**Travail à faire**
**1.** D'après le texte sur les cercueils en carton, quelle est la seule prescription incontournable au Royaume-Uni pour qui confectionne son cercueil soi-même ?
**2.** Recopiez mot pour mot le passage du texte sur les cercueils en carton qui va de « Ne pas s’adresser » à « d’une expédition express). ».

**Texte**
──────

Ne pas s’adresser aux fournisseurs de cercueils en carton, mais directement à l’imprimerie représente un avantage financier : très souvent, les entreprises de pompes funèbres gonflent les prix des cercueils pour faire passer le prix de leurs autres prestations.
Saviez-vous aussi que les cercueils sont proposés sur eBay dans la section «  Home and Garden ».

Pourquoi ne pas le confectionner soi-même ? Au Royaume-Uni, la seule prescription incontournable est d’utiliser du Cremfilm pour le suaire. On peut aussi s’adresser à un fournisseur chinois (il en est de multiples), mais évidemment pas quand le médecin vous annonce que vous n’avez plus que quelques jours à vivre (comptez deux semaines au moins pour la livraison, sauf si, bien sûr, vous payez le prix d’une expédition express).

Vous pouvez bien sûr poser en vue de décorer votre cercueil. Dans ce cas, ne ratez votre PDF, et pensez à une résolution de 600 ppp pour une impression de qualité. Si vous ne vous êtes pas fait·e retoucher de votre vivant (Botox, liposuccion, &c.), ce sera toujours possible post-mortem. Pensez à la photo en compagnie de vos animaux domestiques, ce sera du meilleur effet.

──────

**Données disponibles**

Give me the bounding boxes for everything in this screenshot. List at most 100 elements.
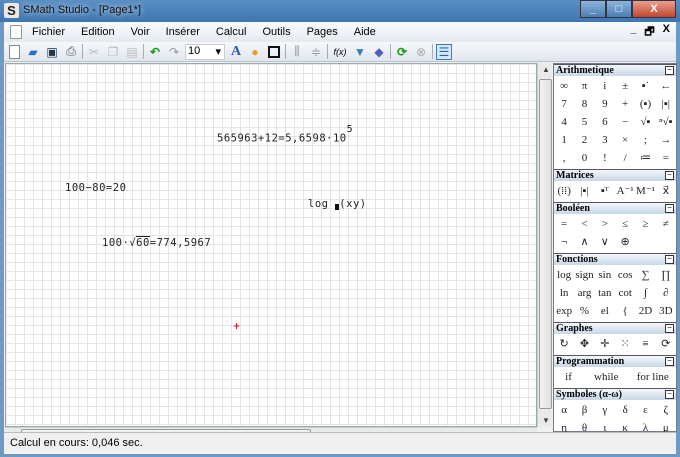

──────

**Résultats par exercice**
**1.** Utiliser du Cremfilm pour le suaire.

**2.**
Ne pas s’adresser aux fournisseurs de cercueils en carton, mais directement à l’imprimerie représente un avantage financier : très souvent, les entreprises de pompes funèbres gonflent les prix des cercueils pour faire passer le prix de leurs autres prestations.
Saviez-vous aussi que les cercueils sont proposés sur eBay dans la section «  Home and Garden ».

Pourquoi ne pas le confectionner soi-même ? Au Royaume-Uni, la seule prescription incontournable est d’utiliser du Cremfilm pour le suaire. On peut aussi s’adresser à un fournisseur chinois (il en est de multiples), mais évidemment pas quand le médecin vous annonce que vous n’avez plus que quelques jours à vivre (comptez deux semaines au moins pour la livraison, sauf si, bien sûr, vous payez le prix d’une expédition express).